**Work instructions**
In the material below, identify each line bearing the word "country". Reproduce those lines.

— start Supplied data —

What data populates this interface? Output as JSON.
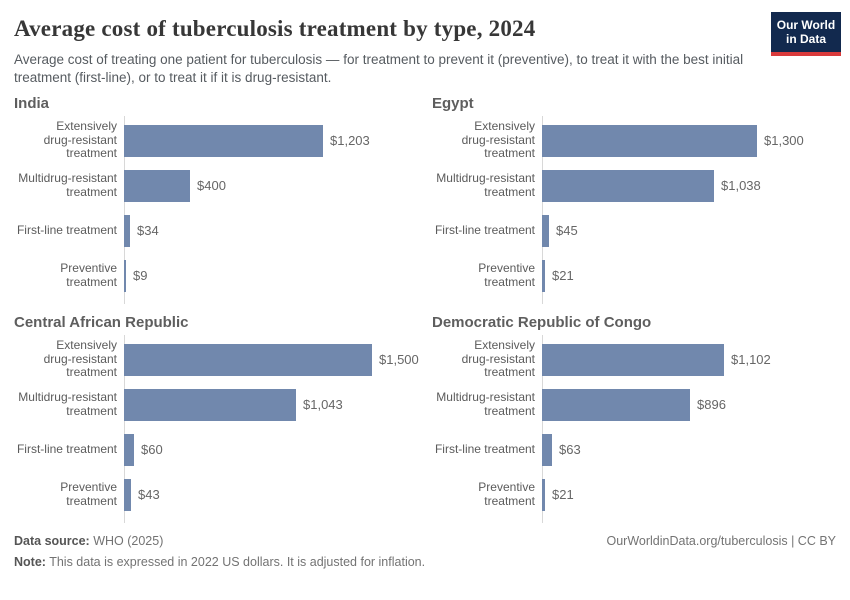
{
  "header": {
    "title": "Average cost of tuberculosis treatment by type, 2024",
    "subtitle": "Average cost of treating one patient for tuberculosis — for treatment to prevent it (preventive), to treat it with the best initial treatment (first-line), or to treat it if it is drug-resistant.",
    "logo": {
      "line1": "Our World",
      "line2": "in Data",
      "bg_color": "#12294e",
      "accent_color": "#d93a3b"
    }
  },
  "chart_data": {
    "type": "bar",
    "orientation": "horizontal",
    "title": "Average cost of tuberculosis treatment by type, 2024",
    "unit": "US dollars (2022)",
    "xlim": [
      0,
      1500
    ],
    "grid": false,
    "legend": false,
    "bar_color": "#7188ad",
    "axis_color": "#d8d8d8",
    "categories": [
      "Extensively\ndrug-resistant\ntreatment",
      "Multidrug-resistant\ntreatment",
      "First-line treatment",
      "Preventive\ntreatment"
    ],
    "panels": [
      {
        "country": "India",
        "values": [
          1203,
          400,
          34,
          9
        ],
        "value_labels": [
          "$1,203",
          "$400",
          "$34",
          "$9"
        ]
      },
      {
        "country": "Egypt",
        "values": [
          1300,
          1038,
          45,
          21
        ],
        "value_labels": [
          "$1,300",
          "$1,038",
          "$45",
          "$21"
        ]
      },
      {
        "country": "Central African Republic",
        "values": [
          1500,
          1043,
          60,
          43
        ],
        "value_labels": [
          "$1,500",
          "$1,043",
          "$60",
          "$43"
        ]
      },
      {
        "country": "Democratic Republic of Congo",
        "values": [
          1102,
          896,
          63,
          21
        ],
        "value_labels": [
          "$1,102",
          "$896",
          "$63",
          "$21"
        ]
      }
    ]
  },
  "footer": {
    "source_label": "Data source:",
    "source_value": " WHO (2025)",
    "note_label": "Note:",
    "note_value": " This data is expressed in 2022 US dollars. It is adjusted for inflation.",
    "citation": "OurWorldinData.org/tuberculosis | CC BY"
  }
}
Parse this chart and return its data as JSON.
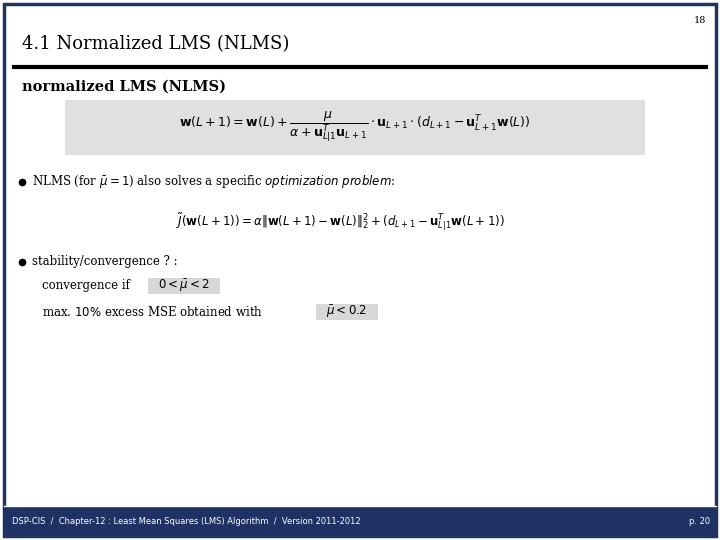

— end Supplied data —

**Answer to this problem**
        "country": "India",
        "country": "Egypt",
        "country": "Central African Republic",
        "country": "Democratic Republic of Congo",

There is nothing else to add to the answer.